Short task
Wherever a line below holds the word "SDTVAR", copy that line.

— start of Data to use —

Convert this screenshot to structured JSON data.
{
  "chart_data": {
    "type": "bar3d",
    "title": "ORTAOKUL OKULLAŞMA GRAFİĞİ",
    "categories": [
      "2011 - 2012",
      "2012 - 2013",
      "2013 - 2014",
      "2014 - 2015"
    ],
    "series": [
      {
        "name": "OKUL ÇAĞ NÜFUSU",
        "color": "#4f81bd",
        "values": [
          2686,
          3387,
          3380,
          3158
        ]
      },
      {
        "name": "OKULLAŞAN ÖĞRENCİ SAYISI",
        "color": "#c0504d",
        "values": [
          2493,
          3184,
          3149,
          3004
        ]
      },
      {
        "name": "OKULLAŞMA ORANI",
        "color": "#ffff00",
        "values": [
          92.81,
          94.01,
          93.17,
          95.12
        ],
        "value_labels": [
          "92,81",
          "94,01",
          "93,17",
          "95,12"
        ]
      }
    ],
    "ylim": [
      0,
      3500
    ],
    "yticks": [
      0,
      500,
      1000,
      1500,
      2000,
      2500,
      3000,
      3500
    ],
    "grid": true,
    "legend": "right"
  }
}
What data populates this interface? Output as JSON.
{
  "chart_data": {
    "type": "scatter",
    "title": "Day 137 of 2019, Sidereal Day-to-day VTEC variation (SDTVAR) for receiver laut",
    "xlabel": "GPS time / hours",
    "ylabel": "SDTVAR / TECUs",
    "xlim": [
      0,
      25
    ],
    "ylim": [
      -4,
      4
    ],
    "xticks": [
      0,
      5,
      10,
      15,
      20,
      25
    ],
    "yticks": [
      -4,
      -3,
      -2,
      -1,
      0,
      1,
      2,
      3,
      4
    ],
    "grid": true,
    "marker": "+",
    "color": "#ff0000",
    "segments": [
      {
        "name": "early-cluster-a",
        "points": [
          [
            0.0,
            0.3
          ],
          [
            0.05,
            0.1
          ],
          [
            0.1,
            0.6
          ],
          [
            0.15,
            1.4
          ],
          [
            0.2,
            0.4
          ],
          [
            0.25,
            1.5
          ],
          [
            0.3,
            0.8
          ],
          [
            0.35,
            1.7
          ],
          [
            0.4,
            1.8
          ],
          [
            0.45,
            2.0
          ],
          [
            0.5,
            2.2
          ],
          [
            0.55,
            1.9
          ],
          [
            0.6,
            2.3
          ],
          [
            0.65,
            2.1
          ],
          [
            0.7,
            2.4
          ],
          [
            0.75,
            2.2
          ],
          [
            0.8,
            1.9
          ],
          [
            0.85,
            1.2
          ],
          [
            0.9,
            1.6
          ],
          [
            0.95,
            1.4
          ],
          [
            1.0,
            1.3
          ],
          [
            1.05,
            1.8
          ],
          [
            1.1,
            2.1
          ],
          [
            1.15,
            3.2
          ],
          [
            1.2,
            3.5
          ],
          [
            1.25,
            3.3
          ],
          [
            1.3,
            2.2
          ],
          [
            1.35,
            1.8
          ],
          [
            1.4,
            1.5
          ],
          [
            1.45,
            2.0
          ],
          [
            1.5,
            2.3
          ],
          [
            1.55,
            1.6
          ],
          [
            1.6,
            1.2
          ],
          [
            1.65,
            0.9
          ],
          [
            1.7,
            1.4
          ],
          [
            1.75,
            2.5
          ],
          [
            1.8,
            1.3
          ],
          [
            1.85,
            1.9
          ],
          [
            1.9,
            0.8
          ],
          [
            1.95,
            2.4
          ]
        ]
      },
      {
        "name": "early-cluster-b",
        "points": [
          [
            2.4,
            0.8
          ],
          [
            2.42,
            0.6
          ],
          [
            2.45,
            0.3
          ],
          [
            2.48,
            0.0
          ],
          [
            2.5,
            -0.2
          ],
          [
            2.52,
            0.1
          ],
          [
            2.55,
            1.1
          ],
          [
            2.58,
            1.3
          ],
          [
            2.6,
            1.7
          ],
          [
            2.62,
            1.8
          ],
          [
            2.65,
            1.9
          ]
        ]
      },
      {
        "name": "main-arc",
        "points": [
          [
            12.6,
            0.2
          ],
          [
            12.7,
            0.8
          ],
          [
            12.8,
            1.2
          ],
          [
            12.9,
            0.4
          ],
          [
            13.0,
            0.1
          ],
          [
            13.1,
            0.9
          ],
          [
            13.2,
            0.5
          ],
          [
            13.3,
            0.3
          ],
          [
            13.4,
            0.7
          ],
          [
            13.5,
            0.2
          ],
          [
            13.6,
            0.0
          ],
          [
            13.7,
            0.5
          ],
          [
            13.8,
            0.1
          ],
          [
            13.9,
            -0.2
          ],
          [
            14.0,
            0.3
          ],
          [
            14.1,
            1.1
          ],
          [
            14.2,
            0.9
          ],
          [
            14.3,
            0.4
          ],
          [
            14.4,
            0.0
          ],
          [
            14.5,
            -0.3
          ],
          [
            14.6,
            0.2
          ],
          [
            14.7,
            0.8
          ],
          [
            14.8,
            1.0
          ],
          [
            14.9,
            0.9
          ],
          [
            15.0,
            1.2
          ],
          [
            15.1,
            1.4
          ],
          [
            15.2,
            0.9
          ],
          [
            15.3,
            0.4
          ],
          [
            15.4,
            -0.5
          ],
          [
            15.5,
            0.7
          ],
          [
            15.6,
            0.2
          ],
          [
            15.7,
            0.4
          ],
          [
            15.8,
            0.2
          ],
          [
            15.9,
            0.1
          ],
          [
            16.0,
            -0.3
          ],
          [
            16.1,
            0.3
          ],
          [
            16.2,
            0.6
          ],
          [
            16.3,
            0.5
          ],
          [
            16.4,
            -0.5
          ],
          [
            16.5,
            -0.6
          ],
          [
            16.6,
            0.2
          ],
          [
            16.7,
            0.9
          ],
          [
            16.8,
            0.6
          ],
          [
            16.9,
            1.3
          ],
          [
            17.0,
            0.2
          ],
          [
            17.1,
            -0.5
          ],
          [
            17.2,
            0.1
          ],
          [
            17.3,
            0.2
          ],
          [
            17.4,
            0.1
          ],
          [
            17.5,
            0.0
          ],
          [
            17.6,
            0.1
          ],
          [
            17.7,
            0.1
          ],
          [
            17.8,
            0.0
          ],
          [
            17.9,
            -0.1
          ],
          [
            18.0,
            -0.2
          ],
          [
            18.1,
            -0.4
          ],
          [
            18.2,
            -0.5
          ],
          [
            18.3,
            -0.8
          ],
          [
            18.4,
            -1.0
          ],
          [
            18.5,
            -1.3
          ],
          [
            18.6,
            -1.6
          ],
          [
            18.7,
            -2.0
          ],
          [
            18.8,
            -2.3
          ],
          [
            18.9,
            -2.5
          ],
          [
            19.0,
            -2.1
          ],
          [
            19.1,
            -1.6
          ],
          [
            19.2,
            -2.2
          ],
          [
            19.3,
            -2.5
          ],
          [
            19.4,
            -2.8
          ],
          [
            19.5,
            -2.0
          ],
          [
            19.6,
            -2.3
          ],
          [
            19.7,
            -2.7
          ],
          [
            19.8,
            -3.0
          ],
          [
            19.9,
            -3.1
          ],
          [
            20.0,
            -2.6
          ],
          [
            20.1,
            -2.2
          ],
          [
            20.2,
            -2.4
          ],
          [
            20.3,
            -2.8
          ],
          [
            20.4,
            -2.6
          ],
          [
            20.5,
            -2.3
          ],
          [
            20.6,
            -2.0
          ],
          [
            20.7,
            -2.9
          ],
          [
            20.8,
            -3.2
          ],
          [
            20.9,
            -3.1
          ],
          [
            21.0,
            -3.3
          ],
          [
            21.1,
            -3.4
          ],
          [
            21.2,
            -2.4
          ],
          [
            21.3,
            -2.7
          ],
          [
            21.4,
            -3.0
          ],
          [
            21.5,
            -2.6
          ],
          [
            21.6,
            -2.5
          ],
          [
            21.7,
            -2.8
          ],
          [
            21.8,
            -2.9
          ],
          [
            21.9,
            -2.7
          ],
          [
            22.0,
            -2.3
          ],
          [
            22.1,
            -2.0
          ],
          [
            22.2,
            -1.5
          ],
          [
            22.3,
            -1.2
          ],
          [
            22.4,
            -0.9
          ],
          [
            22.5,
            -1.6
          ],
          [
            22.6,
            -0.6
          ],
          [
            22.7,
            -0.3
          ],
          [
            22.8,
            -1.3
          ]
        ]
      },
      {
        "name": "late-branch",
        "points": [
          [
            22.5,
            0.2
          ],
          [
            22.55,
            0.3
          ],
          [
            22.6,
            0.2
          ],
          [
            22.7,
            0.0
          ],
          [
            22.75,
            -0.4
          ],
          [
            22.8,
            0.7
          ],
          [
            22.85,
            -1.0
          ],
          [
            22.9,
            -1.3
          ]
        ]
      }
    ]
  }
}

— end of Data to use —

Finished answer
    "title": "Day 137 of 2019, Sidereal Day-to-day VTEC variation (SDTVAR) for receiver laut",
    "ylabel": "SDTVAR / TECUs",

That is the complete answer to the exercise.